Задание: Продолжите отрывок о том, какое впечатление западный супермаркет произвел на советских туристов, начав сразу после его последнего предложения.

Отрывок:
Самое сильное впечатление от поездки на Запад было от посещения супермаркета. Контраст между советскими продуктовыми магазинами – мрачными, с полупустыми прилавками – и сверкающими всеми красками мира западными дворцами продовольственного изобилия был умопомрачительным. Никому из советских гостей и не снилось увидеть аккуратные пирамиды апельсинов, горки ананасов, промытые до блеска гроздья помидоров и бананов; бесконечное разнообразие свежей рыбы и мяса. Вместо мясника в заляпанном халате, отрубающего перед голодными глазами покупателей куски от синеватых замороженных оковалков, туристов ждала аккуратно расфасованная свежая вырезка. Вместо мрачных советских продавщиц, выбрасывающих товары покупателям, словно корм скоту, советских туристов в супермаркетах встречали расторопные и улыбчивые кассиры. И к тому же все можно трогать, нюхать, пробовать на вкус! Еще одно жестокое потрясение ждало советских туристов по возвращении домой, к унизительным очередям и дефициту. Пережитое потрясение было незабываемым. Некоторые впадали в депрессию. Западный уровень жизни, ранее невообразимый, оказывался новой «нормой». Привычная советская убогость представала отвратительной, невыносимой аномалией[224].

Извлечённые материалы:
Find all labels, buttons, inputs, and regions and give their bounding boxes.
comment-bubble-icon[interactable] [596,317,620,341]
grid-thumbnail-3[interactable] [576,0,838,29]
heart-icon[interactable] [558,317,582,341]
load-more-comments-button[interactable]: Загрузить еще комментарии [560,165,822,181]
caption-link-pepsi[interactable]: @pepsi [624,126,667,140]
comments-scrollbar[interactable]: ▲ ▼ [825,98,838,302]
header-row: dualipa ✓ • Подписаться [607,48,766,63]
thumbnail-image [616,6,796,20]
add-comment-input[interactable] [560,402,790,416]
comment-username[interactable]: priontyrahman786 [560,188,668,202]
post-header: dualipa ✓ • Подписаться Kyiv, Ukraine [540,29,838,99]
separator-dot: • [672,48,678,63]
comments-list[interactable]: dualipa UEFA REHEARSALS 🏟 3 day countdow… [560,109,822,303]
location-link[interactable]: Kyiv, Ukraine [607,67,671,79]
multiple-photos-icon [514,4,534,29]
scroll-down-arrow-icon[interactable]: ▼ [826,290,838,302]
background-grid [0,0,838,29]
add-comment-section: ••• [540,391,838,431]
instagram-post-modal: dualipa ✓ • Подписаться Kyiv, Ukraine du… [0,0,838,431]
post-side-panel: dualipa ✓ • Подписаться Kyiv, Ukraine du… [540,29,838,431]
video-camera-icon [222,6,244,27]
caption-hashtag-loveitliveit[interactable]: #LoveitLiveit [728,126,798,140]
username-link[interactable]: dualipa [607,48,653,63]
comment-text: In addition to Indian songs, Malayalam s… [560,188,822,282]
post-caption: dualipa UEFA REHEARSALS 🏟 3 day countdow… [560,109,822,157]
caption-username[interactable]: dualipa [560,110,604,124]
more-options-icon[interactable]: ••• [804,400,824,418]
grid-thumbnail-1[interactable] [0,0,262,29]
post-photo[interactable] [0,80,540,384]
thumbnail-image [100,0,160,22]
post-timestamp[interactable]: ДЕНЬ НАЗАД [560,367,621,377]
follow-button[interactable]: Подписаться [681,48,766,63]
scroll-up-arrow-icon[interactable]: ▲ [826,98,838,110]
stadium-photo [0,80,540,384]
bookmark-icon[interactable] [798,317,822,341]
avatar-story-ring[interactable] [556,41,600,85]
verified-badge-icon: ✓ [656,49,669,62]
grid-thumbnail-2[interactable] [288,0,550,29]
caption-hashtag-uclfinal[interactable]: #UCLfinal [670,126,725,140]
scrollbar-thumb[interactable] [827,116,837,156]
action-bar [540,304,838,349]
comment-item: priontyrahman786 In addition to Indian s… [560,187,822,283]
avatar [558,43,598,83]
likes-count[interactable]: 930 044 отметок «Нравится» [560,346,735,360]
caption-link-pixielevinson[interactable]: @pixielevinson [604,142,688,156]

Письменный ответ:
Многие новоизбранные депутаты Верховного Совета впервые выехали за границу летом 1989 года – по приглашению западных парламентов, университетов, неправительственных организаций, а также друзей и родственников-эмигрантов. Один из них, Геннадий Бурбулис, в молодости увлекся философией, считал себя марксистом-ленинцем и даже вступил в партию в год столетия вождя революции. Службу в армии молодой Бурбулис проходил в ракетных войсках стратегического назначения, а посему считался носителем «государственной тайны» и не мог ездить за границу. В июне 1989 года он вступил в оппозиционную междепутатскую группу в Верховном Совете и вместе с коллегами отправился в Стокгольм для изучения «шведского социализма». Даже много лет спустя в интервью он вспоминал шок от посещения стокгольмского рыбного супермаркета – больше полутора километров прилавков и аквариумов со свежей рыбой, устрицами, кальмарами, креветками и прочей морской всячиной. Бурбулиса поразило не только невиданное изобилие, но и отсутствие очередей. Он приехал из Стокгольма поклонником «шведского социализма» и ярым врагом советской коммунистической системы[225]. С ним в делегации был Николай Травкин, инженер-строитель, член МДГ, страстный советский патриот и сторонник «демократического социализма». Советский патриотизм Травкина получил в Стокгольме сильный удар. Он вернулся в Москву с убеждением, что коммунисты еще во времена Ленина одурачили советских людей. В марте 1990-го Травкин вышел из КПСС и создал Демократическую партию России с целью отобрать власть у номенклатуры[226].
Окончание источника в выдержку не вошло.